▶ _Task to carry out_
Your task is to output the data exactly as it stands.
___
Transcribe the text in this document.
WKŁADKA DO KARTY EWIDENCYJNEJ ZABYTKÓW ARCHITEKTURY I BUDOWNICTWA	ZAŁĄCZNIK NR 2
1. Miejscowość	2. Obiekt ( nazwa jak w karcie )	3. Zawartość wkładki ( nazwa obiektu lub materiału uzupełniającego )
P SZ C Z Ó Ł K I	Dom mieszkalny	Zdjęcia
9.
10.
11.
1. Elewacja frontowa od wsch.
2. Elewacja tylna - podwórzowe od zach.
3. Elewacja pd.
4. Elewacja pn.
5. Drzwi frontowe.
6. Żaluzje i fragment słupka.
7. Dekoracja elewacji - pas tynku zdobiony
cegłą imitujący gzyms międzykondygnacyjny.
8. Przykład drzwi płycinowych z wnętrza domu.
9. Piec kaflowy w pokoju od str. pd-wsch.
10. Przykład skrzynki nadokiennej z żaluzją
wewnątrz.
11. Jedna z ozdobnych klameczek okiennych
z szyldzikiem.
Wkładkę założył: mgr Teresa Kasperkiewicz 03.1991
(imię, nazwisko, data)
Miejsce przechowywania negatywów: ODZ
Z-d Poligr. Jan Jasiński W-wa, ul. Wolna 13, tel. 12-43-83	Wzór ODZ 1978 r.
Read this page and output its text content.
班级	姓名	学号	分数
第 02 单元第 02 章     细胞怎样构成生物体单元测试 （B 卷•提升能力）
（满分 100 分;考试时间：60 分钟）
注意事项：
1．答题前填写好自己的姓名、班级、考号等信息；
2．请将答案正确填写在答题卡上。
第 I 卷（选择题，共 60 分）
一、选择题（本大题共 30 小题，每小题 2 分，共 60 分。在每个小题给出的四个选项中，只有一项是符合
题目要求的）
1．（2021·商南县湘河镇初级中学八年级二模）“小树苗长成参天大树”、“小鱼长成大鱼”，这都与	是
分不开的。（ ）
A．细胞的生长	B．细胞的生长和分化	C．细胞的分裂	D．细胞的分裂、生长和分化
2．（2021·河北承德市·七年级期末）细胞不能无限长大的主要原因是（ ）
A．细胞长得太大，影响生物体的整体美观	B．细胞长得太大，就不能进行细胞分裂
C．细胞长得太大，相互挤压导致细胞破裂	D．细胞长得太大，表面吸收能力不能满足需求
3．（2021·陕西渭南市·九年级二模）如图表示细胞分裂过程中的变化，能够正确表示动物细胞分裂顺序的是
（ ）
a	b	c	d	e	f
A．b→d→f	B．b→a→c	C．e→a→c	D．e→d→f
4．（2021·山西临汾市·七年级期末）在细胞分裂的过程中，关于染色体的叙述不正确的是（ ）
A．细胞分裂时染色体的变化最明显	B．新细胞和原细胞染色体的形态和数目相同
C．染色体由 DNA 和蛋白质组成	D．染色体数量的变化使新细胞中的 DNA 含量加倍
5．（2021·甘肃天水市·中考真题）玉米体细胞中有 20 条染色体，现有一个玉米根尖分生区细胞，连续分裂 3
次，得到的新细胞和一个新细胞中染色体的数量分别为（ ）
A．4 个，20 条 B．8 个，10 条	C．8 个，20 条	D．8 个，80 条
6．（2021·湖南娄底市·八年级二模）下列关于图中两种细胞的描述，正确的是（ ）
___
▶ _Output of the exercise_
Transcribe the text in this document.
WKŁADKA DO KARTY EWIDENCYJNEJ ZABYTKÓW ARCHITEKTURY I BUDOWNICTWA	ZAŁĄCZNIK NR 2
1. Miejscowość	2. Obiekt ( nazwa jak w karcie )	3. Zawartość wkładki ( nazwa obiektu lub materiału uzupełniającego )
P SZ C Z Ó Ł K I	Dom mieszkalny	Zdjęcia
9.
10.
11.
1. Elewacja frontowa od wsch.
2. Elewacja tylna - podwórzowe od zach.
3. Elewacja pd.
4. Elewacja pn.
5. Drzwi frontowe.
6. Żaluzje i fragment słupka.
7. Dekoracja elewacji - pas tynku zdobiony
cegłą imitujący gzyms międzykondygnacyjny.
8. Przykład drzwi płycinowych z wnętrza domu.
9. Piec kaflowy w pokoju od str. pd-wsch.
10. Przykład skrzynki nadokiennej z żaluzją
wewnątrz.
11. Jedna z ozdobnych klameczek okiennych
z szyldzikiem.
Wkładkę założył: mgr Teresa Kasperkiewicz 03.1991
(imię, nazwisko, data)
Miejsce przechowywania negatywów: ODZ
Z-d Poligr. Jan Jasiński W-wa, ul. Wolna 13, tel. 12-43-83	Wzór ODZ 1978 r.
Read this page and output its text content.
班级	姓名	学号	分数
第 02 单元第 02 章     细胞怎样构成生物体单元测试 （B 卷•提升能力）
（满分 100 分;考试时间：60 分钟）
注意事项：
1．答题前填写好自己的姓名、班级、考号等信息；
2．请将答案正确填写在答题卡上。
第 I 卷（选择题，共 60 分）
一、选择题（本大题共 30 小题，每小题 2 分，共 60 分。在每个小题给出的四个选项中，只有一项是符合
题目要求的）
1．（2021·商南县湘河镇初级中学八年级二模）“小树苗长成参天大树”、“小鱼长成大鱼”，这都与	是
分不开的。（ ）
A．细胞的生长	B．细胞的生长和分化	C．细胞的分裂	D．细胞的分裂、生长和分化
2．（2021·河北承德市·七年级期末）细胞不能无限长大的主要原因是（ ）
A．细胞长得太大，影响生物体的整体美观	B．细胞长得太大，就不能进行细胞分裂
C．细胞长得太大，相互挤压导致细胞破裂	D．细胞长得太大，表面吸收能力不能满足需求
3．（2021·陕西渭南市·九年级二模）如图表示细胞分裂过程中的变化，能够正确表示动物细胞分裂顺序的是
（ ）
a	b	c	d	e	f
A．b→d→f	B．b→a→c	C．e→a→c	D．e→d→f
4．（2021·山西临汾市·七年级期末）在细胞分裂的过程中，关于染色体的叙述不正确的是（ ）
A．细胞分裂时染色体的变化最明显	B．新细胞和原细胞染色体的形态和数目相同
C．染色体由 DNA 和蛋白质组成	D．染色体数量的变化使新细胞中的 DNA 含量加倍
5．（2021·甘肃天水市·中考真题）玉米体细胞中有 20 条染色体，现有一个玉米根尖分生区细胞，连续分裂 3
次，得到的新细胞和一个新细胞中染色体的数量分别为（ ）
A．4 个，20 条 B．8 个，10 条	C．8 个，20 条	D．8 个，80 条
6．（2021·湖南娄底市·八年级二模）下列关于图中两种细胞的描述，正确的是（ ）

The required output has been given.